- _Stated problem_
Scan the data beneath this task and copy each line that includes "José".

- _Recorded information_
START
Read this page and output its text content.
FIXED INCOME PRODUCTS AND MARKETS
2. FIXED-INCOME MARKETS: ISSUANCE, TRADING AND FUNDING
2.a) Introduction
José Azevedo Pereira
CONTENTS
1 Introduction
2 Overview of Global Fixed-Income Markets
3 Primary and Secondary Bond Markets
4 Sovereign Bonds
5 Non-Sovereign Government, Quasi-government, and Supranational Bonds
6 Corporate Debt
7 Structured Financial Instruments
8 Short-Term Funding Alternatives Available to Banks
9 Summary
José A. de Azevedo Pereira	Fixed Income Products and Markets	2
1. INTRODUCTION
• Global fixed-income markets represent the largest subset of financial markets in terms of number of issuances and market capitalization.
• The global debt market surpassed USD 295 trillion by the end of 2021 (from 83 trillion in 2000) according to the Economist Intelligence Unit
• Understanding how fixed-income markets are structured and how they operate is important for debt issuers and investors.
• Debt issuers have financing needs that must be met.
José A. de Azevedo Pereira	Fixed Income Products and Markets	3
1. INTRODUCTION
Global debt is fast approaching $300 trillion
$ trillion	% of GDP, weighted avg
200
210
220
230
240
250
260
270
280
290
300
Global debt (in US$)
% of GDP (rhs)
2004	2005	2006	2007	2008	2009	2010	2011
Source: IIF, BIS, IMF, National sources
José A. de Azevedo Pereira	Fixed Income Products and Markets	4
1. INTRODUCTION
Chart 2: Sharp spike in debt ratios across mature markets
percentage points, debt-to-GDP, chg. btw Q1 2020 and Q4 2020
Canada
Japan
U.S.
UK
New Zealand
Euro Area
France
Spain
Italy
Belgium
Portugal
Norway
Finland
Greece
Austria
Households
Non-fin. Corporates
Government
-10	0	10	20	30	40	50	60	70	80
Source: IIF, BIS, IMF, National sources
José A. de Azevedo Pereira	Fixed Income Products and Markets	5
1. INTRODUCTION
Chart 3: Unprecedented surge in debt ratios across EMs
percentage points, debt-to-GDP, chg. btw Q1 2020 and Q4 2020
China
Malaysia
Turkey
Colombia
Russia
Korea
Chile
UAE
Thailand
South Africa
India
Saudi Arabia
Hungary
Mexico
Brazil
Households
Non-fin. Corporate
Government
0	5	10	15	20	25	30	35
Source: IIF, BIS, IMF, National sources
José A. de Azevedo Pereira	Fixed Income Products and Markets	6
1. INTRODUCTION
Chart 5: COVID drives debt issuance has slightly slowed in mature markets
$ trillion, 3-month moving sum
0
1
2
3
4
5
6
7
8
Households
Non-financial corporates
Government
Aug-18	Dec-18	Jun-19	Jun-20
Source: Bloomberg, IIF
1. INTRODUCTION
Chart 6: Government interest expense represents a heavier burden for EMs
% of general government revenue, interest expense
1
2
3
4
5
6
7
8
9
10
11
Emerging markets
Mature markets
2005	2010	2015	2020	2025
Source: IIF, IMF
END
START
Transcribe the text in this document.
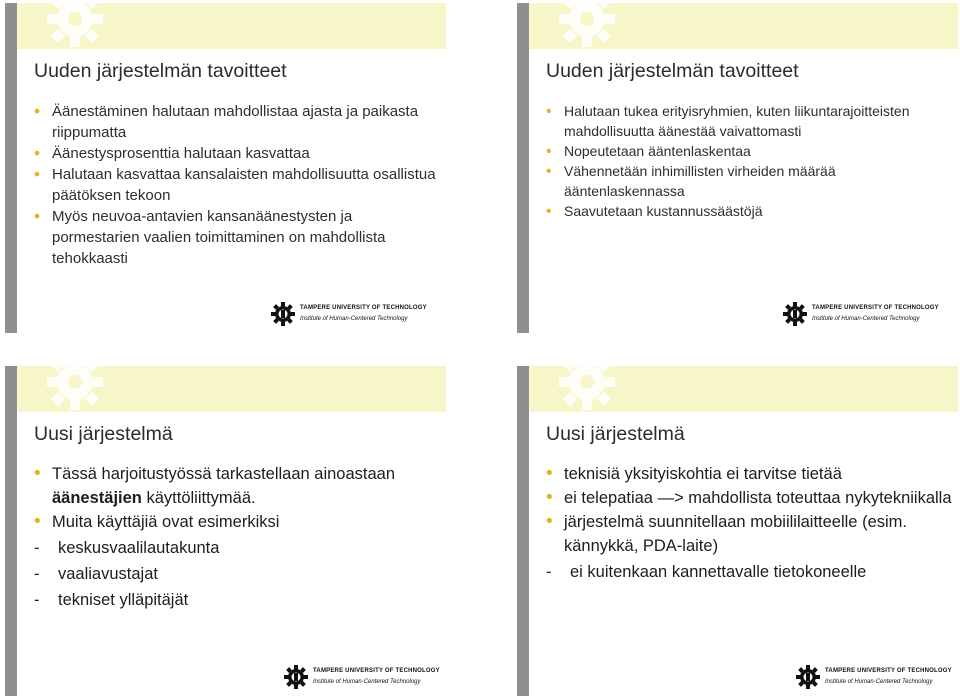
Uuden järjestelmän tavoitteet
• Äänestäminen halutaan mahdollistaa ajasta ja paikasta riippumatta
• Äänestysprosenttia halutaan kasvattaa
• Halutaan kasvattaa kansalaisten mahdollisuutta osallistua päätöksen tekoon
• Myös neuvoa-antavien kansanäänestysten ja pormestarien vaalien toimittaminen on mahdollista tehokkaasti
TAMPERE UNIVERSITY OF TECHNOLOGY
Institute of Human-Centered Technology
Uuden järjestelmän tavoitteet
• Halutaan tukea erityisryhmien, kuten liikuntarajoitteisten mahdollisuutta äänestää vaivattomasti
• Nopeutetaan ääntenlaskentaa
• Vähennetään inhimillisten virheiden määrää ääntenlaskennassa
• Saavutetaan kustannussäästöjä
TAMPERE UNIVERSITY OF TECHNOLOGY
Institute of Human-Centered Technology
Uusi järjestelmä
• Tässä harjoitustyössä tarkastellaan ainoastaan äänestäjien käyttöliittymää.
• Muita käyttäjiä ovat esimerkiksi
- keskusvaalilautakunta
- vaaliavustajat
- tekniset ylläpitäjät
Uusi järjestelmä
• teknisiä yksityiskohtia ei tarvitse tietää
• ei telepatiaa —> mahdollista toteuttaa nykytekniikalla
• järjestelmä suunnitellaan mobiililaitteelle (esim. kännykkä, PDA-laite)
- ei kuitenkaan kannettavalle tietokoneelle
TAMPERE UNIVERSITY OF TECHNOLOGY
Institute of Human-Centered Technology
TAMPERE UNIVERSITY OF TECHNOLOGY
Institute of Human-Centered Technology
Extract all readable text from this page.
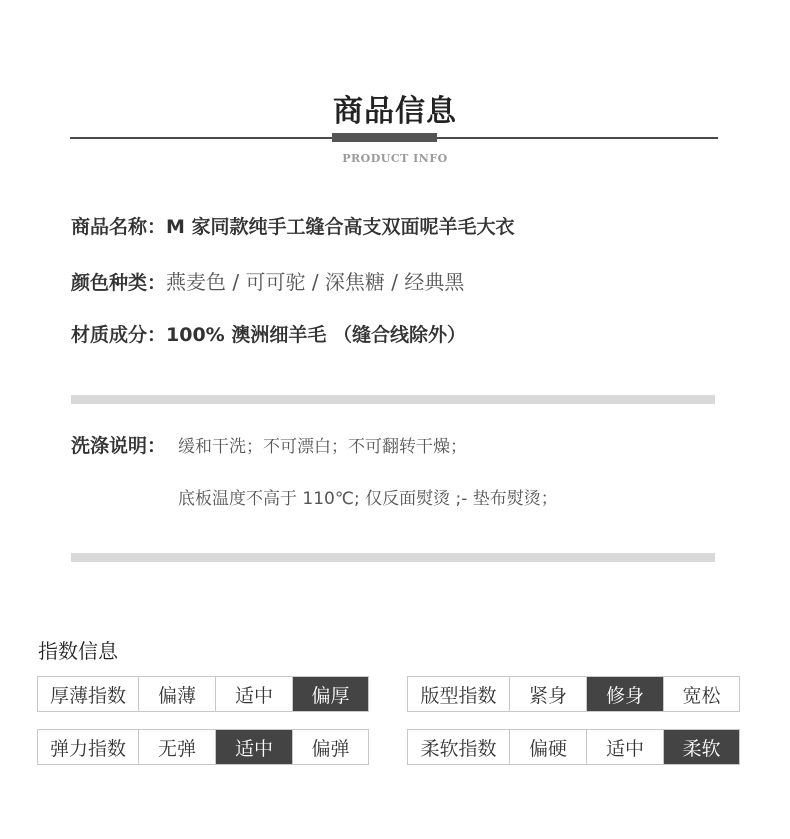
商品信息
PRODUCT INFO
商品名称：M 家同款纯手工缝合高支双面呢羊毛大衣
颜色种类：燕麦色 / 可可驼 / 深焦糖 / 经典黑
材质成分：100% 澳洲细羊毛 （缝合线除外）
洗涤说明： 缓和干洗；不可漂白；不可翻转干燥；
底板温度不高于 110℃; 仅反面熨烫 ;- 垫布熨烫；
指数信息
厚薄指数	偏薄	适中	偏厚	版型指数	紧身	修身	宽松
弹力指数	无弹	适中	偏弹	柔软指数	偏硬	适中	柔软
END
- _Output of the task_
José Azevedo Pereira
José A. de Azevedo Pereira	Fixed Income Products and Markets	2
José A. de Azevedo Pereira	Fixed Income Products and Markets	3
José A. de Azevedo Pereira	Fixed Income Products and Markets	4
José A. de Azevedo Pereira	Fixed Income Products and Markets	5
José A. de Azevedo Pereira	Fixed Income Products and Markets	6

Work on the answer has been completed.